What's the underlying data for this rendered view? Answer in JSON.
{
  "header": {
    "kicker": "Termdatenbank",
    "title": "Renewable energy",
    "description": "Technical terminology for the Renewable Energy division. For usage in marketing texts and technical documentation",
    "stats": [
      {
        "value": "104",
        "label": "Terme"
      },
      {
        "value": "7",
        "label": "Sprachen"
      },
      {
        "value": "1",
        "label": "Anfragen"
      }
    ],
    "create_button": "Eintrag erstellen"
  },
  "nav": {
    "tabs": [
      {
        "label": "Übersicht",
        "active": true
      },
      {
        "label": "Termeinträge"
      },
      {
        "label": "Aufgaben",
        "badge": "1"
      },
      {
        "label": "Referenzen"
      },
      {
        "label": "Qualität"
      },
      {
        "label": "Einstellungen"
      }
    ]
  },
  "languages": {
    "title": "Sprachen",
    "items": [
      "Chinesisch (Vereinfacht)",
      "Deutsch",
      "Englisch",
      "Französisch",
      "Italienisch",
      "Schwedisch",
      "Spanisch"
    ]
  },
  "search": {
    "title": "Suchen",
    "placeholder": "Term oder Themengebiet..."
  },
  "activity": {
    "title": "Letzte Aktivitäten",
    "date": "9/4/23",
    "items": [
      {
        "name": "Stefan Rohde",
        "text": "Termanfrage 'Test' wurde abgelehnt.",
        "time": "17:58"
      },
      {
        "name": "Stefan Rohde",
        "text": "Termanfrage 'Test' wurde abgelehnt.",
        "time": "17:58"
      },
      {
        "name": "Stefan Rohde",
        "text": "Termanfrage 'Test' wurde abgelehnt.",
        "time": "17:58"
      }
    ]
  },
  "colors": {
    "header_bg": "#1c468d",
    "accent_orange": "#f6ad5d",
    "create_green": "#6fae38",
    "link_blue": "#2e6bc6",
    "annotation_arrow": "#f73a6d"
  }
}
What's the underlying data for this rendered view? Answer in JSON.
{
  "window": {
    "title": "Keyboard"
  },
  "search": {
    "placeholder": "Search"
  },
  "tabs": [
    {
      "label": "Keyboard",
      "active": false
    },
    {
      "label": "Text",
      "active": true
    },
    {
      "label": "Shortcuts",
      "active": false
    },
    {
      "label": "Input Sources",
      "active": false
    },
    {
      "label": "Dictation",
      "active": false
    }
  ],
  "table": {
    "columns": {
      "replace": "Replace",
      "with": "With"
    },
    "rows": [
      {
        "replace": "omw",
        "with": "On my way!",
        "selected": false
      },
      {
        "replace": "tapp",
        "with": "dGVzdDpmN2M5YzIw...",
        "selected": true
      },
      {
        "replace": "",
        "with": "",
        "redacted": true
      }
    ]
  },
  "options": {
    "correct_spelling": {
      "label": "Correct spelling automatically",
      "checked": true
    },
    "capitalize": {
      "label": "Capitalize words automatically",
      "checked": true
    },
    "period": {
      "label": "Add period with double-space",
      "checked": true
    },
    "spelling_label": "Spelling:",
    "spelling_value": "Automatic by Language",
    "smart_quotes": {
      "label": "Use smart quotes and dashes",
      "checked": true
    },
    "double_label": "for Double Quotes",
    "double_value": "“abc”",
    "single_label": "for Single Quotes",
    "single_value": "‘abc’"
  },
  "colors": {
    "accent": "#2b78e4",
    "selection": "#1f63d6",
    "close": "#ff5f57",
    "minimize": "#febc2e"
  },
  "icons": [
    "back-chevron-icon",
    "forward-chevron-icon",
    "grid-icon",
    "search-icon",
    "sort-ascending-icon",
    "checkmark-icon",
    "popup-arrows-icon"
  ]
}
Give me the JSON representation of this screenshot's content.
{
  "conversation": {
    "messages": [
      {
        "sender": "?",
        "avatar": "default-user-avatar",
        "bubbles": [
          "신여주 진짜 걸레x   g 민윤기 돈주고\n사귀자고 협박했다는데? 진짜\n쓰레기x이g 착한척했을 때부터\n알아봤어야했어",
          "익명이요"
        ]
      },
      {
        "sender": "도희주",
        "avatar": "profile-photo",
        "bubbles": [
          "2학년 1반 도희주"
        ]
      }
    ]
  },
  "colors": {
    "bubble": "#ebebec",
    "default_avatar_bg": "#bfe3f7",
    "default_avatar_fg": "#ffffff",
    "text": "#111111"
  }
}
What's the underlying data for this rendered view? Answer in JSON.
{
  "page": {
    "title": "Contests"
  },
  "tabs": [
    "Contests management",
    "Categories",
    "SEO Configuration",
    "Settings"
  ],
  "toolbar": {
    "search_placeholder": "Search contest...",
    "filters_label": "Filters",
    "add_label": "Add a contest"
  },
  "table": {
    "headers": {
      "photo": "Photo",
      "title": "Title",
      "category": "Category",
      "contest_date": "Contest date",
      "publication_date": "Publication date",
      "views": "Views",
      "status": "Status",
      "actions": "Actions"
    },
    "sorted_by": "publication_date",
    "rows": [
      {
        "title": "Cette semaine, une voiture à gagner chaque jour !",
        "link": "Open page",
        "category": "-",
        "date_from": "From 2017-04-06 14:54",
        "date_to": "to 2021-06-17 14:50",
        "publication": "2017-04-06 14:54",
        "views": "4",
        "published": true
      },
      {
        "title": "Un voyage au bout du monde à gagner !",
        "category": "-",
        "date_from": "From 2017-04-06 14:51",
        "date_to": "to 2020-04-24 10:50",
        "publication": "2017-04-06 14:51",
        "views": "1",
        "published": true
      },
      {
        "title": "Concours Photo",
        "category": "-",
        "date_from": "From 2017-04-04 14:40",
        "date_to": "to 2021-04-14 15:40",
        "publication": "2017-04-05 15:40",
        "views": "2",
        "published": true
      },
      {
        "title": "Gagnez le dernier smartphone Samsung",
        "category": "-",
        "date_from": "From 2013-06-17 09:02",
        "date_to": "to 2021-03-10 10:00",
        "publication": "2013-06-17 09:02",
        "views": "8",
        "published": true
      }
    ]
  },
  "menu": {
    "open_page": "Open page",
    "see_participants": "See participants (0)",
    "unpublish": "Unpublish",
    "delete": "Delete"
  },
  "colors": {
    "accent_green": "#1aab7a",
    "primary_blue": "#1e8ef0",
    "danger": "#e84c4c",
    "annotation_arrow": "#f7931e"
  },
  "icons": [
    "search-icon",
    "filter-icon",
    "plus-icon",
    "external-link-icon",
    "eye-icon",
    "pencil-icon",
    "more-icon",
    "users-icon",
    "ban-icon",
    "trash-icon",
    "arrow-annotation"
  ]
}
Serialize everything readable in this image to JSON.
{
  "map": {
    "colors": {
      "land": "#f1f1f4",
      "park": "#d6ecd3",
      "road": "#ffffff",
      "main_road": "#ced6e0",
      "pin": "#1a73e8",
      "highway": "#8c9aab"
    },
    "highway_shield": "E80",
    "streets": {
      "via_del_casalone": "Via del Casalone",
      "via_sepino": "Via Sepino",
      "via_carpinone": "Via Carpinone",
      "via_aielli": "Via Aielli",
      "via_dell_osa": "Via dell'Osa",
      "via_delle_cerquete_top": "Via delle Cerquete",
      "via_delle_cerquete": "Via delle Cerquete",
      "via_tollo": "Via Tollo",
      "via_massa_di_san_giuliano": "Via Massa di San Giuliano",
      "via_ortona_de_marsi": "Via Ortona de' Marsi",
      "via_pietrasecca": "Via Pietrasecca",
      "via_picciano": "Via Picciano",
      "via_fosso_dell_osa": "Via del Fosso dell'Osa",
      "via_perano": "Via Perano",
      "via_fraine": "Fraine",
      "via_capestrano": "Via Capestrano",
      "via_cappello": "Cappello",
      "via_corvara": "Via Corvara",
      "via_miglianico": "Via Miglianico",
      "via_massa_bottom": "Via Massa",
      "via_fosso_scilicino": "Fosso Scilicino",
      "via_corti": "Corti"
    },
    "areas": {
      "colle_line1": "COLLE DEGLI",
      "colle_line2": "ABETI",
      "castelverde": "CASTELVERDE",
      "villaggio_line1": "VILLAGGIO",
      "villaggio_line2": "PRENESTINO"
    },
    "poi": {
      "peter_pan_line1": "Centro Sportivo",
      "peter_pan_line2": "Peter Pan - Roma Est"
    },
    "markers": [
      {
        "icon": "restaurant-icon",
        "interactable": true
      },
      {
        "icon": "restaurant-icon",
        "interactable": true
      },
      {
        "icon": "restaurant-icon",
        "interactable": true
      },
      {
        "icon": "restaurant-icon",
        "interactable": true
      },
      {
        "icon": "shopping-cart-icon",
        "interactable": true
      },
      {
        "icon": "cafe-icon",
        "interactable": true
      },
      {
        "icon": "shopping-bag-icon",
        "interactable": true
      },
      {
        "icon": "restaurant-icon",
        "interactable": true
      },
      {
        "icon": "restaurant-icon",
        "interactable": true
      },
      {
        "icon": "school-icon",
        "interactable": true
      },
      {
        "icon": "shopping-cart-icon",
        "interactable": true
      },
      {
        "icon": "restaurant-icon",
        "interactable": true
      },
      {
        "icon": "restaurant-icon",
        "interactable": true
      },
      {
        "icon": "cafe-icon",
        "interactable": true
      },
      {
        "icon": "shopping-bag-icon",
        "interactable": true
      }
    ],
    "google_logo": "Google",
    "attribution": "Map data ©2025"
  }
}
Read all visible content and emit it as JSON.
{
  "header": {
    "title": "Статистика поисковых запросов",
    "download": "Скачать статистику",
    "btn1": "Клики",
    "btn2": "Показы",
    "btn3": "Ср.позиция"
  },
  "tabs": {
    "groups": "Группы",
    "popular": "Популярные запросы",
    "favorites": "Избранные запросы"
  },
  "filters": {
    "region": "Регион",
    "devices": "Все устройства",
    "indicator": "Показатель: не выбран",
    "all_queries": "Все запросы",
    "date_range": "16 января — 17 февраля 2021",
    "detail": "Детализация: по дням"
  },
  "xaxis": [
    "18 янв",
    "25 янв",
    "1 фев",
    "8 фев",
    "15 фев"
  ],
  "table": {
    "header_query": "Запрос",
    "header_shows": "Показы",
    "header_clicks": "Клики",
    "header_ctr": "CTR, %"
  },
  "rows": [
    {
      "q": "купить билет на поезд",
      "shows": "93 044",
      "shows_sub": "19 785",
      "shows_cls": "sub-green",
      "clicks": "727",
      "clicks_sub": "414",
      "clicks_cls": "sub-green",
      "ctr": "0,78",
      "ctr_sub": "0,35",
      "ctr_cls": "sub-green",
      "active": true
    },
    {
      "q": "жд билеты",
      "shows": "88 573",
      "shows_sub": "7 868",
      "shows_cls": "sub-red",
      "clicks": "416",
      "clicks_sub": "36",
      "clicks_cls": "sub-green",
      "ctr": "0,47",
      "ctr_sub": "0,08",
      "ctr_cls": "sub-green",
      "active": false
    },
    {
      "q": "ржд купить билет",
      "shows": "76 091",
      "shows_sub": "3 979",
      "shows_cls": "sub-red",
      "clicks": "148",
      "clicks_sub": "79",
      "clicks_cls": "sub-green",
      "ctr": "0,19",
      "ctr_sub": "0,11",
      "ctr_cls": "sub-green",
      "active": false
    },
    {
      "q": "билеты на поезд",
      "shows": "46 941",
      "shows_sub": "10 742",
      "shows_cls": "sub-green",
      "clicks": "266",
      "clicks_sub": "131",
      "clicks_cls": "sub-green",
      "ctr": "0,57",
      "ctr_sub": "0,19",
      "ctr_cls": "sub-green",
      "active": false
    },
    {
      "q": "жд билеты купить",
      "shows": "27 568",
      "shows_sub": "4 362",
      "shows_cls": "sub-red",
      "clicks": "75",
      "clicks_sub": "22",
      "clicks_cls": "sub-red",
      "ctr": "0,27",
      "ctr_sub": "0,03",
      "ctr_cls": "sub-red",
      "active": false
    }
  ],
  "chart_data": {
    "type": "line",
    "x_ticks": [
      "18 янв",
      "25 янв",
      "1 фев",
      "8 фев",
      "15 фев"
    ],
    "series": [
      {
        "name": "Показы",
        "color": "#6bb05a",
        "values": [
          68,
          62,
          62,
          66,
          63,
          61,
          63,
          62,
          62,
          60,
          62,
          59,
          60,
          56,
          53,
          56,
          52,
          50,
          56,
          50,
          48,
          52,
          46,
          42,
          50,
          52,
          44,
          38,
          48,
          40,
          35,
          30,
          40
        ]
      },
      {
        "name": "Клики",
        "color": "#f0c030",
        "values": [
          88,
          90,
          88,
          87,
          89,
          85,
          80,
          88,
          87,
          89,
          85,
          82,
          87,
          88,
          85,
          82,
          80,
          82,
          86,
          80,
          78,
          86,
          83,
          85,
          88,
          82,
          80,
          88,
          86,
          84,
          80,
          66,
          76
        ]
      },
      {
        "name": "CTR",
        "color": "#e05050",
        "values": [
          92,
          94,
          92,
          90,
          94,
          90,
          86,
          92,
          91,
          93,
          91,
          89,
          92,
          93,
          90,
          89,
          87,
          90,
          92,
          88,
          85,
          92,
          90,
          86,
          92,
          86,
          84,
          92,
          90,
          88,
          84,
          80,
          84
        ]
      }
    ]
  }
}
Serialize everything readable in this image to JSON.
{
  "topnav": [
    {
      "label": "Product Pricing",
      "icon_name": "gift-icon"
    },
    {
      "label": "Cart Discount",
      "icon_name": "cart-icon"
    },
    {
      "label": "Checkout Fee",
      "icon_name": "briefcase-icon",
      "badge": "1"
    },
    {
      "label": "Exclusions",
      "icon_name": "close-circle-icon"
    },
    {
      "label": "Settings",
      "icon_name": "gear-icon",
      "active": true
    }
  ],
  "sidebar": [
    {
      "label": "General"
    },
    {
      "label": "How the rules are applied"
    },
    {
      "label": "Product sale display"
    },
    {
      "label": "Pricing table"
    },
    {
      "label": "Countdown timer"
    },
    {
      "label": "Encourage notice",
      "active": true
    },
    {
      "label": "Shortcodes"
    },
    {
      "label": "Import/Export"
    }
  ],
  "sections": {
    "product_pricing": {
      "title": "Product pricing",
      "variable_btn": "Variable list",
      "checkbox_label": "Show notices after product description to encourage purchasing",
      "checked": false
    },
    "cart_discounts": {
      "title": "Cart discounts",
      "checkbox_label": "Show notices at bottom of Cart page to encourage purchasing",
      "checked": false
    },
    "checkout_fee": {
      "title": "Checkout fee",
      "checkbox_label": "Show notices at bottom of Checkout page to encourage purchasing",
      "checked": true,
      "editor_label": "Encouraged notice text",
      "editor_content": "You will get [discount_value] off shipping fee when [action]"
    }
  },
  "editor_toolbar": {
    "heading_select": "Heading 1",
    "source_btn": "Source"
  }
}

• [Job] Say the number of lines in the records above that include the string "page", and no more.

• [Correct result] 5